··· MATERIAL SHOWN

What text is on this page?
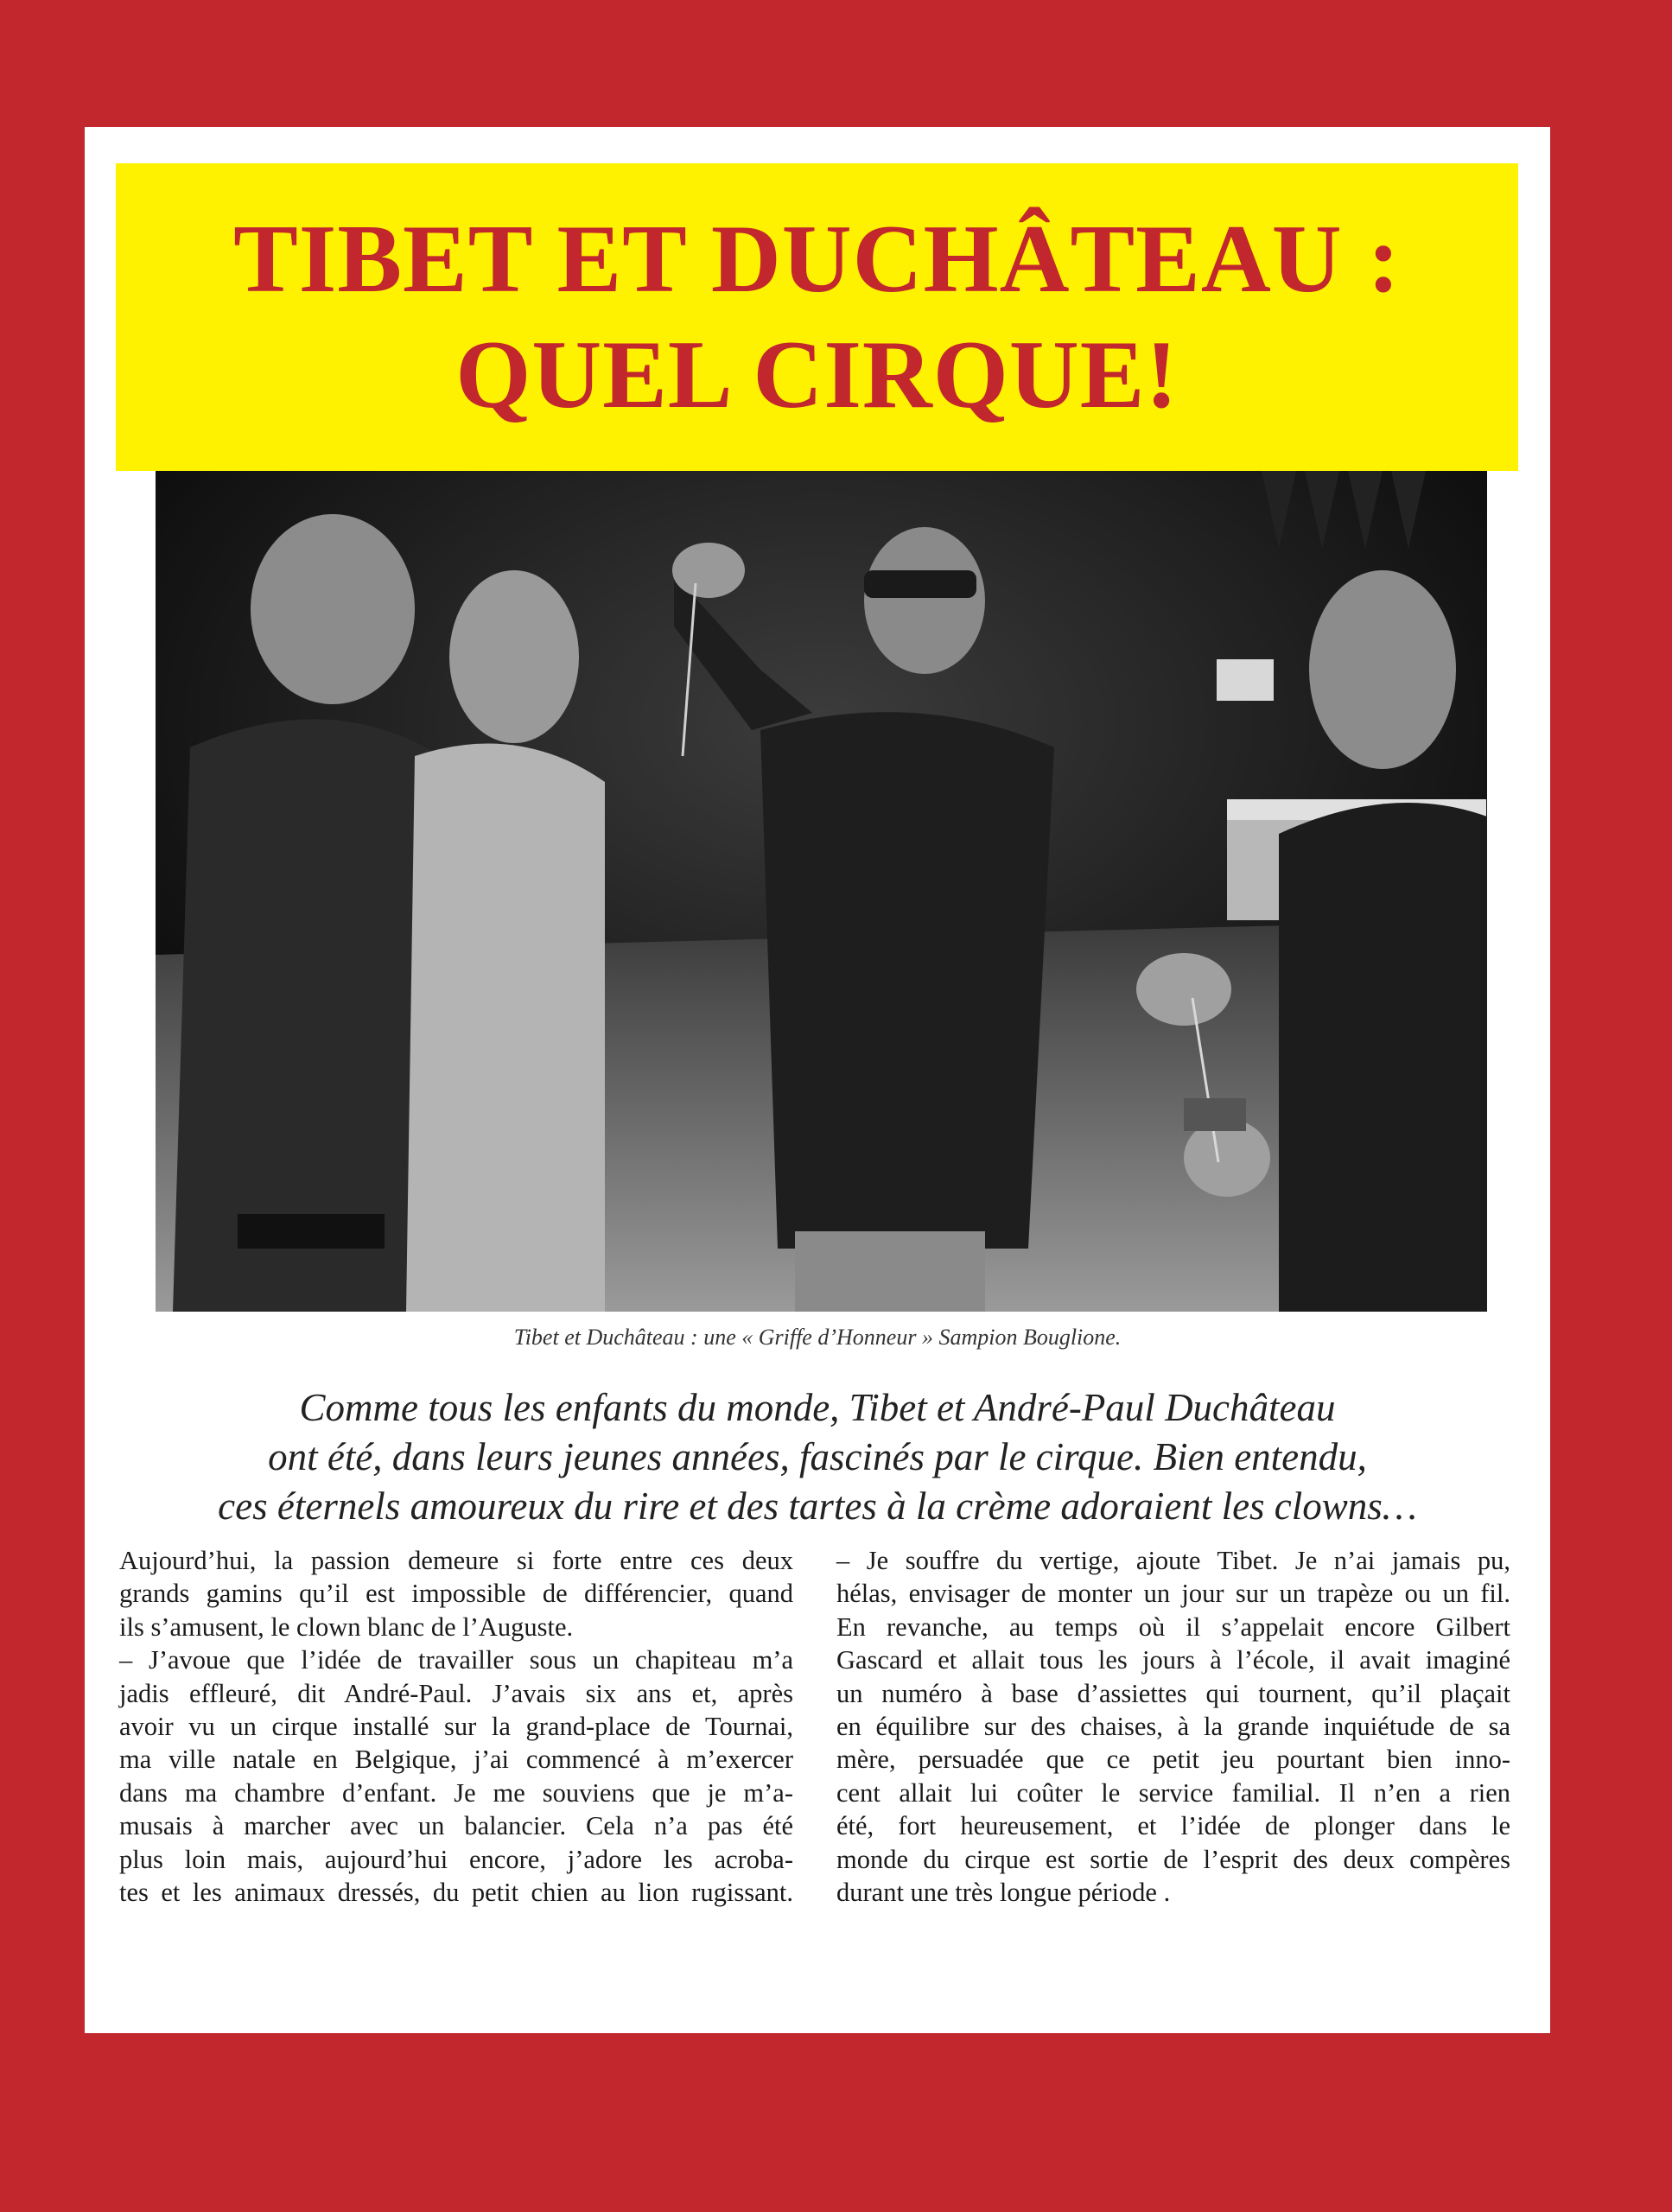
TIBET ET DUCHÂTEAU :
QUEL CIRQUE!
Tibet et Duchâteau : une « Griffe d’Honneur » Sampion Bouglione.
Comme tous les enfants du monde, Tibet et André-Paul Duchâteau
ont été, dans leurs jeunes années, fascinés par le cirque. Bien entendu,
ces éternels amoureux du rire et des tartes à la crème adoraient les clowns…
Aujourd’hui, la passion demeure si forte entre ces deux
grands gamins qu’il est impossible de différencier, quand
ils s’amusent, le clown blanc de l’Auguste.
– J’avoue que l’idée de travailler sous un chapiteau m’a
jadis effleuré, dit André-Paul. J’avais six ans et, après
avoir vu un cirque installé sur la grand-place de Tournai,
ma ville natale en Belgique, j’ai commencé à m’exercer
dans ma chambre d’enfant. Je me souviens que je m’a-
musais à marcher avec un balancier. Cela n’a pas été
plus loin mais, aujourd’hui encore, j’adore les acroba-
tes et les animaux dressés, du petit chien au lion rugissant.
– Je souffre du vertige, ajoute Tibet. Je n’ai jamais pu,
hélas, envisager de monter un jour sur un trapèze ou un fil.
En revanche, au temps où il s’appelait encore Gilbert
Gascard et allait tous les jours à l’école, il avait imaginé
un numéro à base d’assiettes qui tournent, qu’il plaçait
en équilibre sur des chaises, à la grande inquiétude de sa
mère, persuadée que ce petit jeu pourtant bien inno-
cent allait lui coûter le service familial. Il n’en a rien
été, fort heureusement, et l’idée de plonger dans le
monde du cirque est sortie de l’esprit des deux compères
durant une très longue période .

······
··· MATERIAL SHOWN

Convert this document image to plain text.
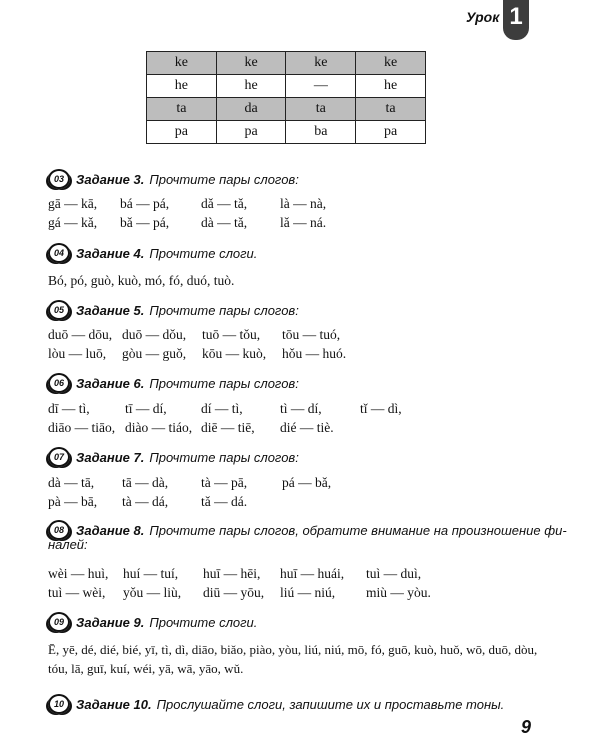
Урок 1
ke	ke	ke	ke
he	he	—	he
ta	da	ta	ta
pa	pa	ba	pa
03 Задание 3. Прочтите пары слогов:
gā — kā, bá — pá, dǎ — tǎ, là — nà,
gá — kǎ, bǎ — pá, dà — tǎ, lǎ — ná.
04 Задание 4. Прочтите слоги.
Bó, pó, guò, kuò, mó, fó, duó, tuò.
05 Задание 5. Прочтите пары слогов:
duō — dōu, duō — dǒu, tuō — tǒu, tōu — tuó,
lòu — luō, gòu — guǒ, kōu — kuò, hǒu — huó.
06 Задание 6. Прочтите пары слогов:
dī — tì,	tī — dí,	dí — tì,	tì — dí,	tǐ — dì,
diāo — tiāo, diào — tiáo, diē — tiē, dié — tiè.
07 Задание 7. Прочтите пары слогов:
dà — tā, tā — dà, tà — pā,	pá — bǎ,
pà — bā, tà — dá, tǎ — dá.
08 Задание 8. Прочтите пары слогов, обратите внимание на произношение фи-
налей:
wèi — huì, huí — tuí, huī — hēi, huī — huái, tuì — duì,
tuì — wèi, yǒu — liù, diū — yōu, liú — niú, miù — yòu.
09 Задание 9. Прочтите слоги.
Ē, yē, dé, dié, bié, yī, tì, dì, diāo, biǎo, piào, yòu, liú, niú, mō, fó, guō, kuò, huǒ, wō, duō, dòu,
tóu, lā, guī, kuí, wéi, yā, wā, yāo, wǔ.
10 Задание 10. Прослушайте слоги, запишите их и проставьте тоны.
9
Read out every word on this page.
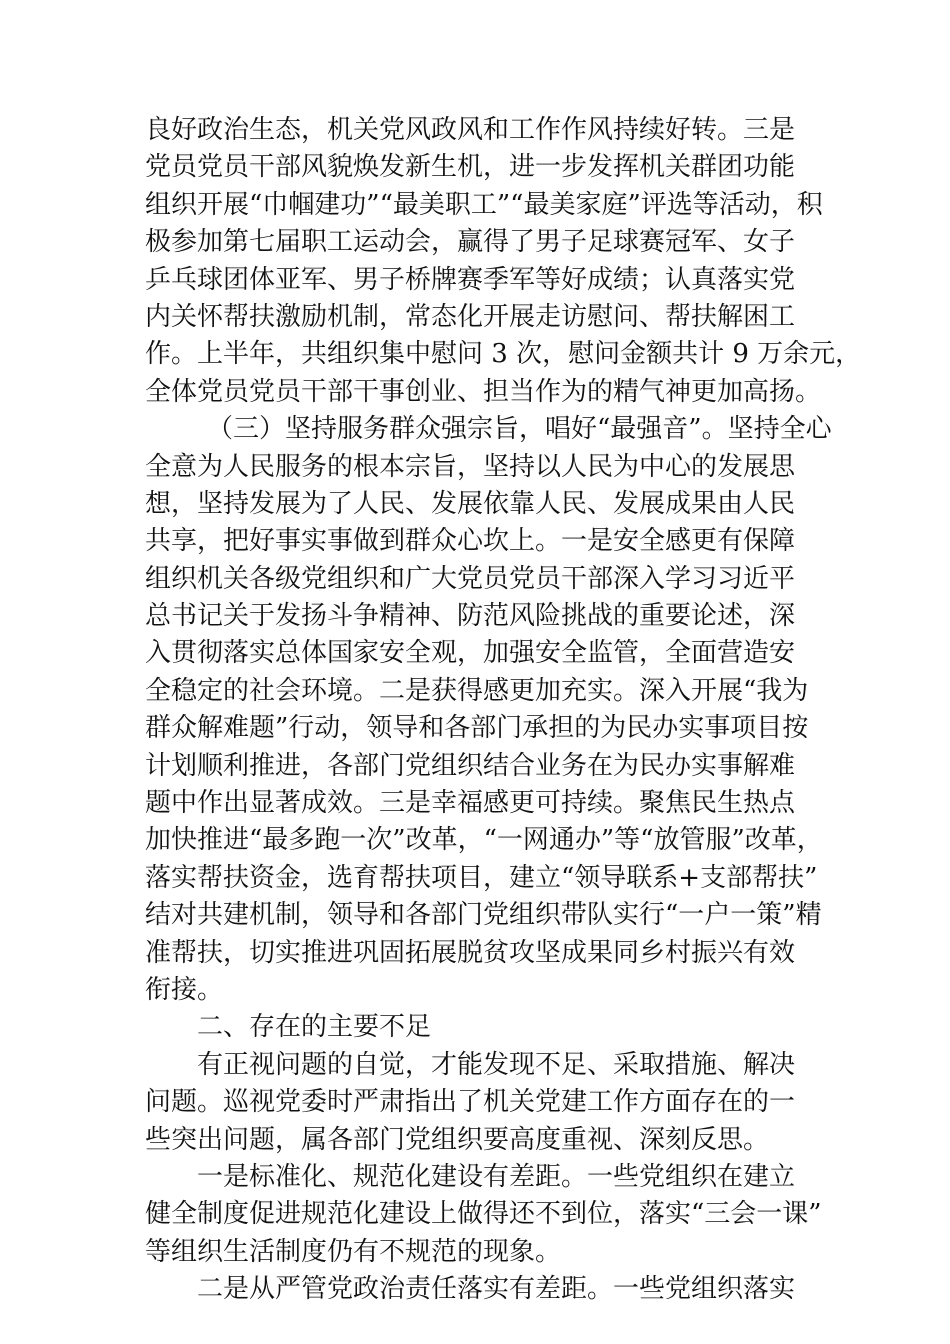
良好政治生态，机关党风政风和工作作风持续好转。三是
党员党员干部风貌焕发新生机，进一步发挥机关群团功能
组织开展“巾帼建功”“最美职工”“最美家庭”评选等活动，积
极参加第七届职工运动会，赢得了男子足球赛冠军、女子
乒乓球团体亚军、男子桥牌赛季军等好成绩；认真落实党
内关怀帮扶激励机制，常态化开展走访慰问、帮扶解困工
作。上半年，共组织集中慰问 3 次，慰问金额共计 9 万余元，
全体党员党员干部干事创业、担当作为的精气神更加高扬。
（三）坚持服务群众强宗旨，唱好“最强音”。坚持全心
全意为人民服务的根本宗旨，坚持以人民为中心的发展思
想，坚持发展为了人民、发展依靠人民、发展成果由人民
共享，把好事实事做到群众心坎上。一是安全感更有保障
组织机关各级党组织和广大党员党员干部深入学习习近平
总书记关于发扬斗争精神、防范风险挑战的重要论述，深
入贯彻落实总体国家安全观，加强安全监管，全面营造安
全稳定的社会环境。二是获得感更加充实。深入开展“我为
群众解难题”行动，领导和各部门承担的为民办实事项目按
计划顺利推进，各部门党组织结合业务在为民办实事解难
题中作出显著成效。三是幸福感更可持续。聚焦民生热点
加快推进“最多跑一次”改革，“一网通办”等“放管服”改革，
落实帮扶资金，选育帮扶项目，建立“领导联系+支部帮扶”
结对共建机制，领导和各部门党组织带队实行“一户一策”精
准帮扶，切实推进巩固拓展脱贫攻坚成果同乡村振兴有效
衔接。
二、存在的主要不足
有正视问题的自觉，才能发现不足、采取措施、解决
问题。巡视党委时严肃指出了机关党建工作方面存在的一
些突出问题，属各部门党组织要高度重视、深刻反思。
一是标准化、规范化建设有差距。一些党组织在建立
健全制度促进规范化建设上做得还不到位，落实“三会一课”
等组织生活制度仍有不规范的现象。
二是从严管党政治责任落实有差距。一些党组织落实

······
··· MATERIAL SHOWN

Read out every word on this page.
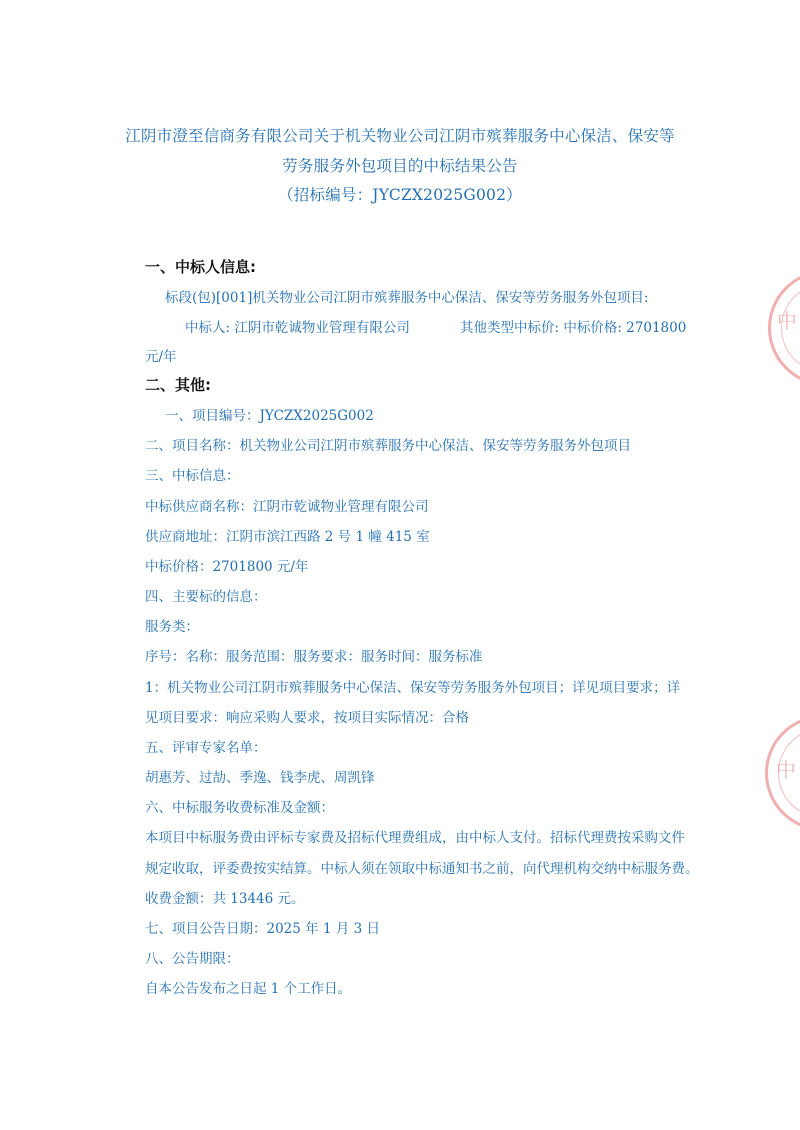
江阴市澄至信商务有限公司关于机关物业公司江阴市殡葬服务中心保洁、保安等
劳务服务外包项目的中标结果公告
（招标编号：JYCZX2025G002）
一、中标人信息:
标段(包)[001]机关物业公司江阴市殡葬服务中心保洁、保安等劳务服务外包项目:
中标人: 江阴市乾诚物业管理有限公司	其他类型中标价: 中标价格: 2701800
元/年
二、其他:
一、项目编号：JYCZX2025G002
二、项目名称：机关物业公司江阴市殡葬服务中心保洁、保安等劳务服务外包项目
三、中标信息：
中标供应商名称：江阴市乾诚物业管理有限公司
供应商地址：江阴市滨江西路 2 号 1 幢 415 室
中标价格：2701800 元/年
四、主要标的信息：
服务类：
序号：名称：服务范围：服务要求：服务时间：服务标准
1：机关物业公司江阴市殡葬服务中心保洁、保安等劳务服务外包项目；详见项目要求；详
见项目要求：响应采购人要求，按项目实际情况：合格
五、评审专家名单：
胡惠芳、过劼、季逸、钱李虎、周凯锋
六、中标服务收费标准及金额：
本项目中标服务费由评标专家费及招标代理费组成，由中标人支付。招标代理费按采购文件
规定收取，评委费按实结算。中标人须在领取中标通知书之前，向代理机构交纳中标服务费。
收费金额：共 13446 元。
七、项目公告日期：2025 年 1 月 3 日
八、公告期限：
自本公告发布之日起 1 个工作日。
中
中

······

Track down every line of the material containing the string "this", and copy it.

SOLUTION TO THE PROBLEM:
What text is on this page?
Convert this document image to plain text.
Read out every word on this page.
Read out every word on this page.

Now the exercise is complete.